> _LISTED RECORDS_:
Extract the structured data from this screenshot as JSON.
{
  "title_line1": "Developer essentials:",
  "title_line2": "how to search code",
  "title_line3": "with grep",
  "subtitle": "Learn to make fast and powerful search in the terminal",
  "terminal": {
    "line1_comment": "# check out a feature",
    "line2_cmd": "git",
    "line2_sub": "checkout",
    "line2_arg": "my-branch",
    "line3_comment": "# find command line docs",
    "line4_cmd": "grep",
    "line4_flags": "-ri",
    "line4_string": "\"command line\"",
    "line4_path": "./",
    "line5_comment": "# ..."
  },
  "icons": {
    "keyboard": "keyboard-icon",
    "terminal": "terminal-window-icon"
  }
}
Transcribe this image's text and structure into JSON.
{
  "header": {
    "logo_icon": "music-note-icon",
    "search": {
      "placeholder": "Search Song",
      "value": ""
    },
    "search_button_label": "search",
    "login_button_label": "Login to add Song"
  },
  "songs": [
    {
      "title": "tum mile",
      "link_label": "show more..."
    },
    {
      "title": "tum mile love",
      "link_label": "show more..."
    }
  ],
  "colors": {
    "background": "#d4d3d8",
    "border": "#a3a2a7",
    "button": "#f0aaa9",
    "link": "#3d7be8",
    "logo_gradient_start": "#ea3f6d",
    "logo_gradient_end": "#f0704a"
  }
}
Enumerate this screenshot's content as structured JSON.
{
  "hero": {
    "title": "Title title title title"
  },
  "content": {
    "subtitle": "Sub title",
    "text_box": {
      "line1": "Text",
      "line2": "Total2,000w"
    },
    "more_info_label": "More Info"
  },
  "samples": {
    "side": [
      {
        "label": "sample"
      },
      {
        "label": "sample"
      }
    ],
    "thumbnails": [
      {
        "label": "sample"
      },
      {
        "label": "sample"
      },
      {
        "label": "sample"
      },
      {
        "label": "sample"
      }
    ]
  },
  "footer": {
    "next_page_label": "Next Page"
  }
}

> _WHAT YOU SHOULD DO_: Exactly reproduce every line of the records.

> _THE RESPONSE_:
Extract the structured data from this screenshot as JSON.
{
  "title_line1": "Developer essentials:",
  "title_line2": "how to search code",
  "title_line3": "with grep",
  "subtitle": "Learn to make fast and powerful search in the terminal",
  "terminal": {
    "line1_comment": "# check out a feature",
    "line2_cmd": "git",
    "line2_sub": "checkout",
    "line2_arg": "my-branch",
    "line3_comment": "# find command line docs",
    "line4_cmd": "grep",
    "line4_flags": "-ri",
    "line4_string": "\"command line\"",
    "line4_path": "./",
    "line5_comment": "# ..."
  },
  "icons": {
    "keyboard": "keyboard-icon",
    "terminal": "terminal-window-icon"
  }
}
Transcribe this image's text and structure into JSON.
{
  "header": {
    "logo_icon": "music-note-icon",
    "search": {
      "placeholder": "Search Song",
      "value": ""
    },
    "search_button_label": "search",
    "login_button_label": "Login to add Song"
  },
  "songs": [
    {
      "title": "tum mile",
      "link_label": "show more..."
    },
    {
      "title": "tum mile love",
      "link_label": "show more..."
    }
  ],
  "colors": {
    "background": "#d4d3d8",
    "border": "#a3a2a7",
    "button": "#f0aaa9",
    "link": "#3d7be8",
    "logo_gradient_start": "#ea3f6d",
    "logo_gradient_end": "#f0704a"
  }
}
Enumerate this screenshot's content as structured JSON.
{
  "hero": {
    "title": "Title title title title"
  },
  "content": {
    "subtitle": "Sub title",
    "text_box": {
      "line1": "Text",
      "line2": "Total2,000w"
    },
    "more_info_label": "More Info"
  },
  "samples": {
    "side": [
      {
        "label": "sample"
      },
      {
        "label": "sample"
      }
    ],
    "thumbnails": [
      {
        "label": "sample"
      },
      {
        "label": "sample"
      },
      {
        "label": "sample"
      },
      {
        "label": "sample"
      }
    ]
  },
  "footer": {
    "next_page_label": "Next Page"
  }
}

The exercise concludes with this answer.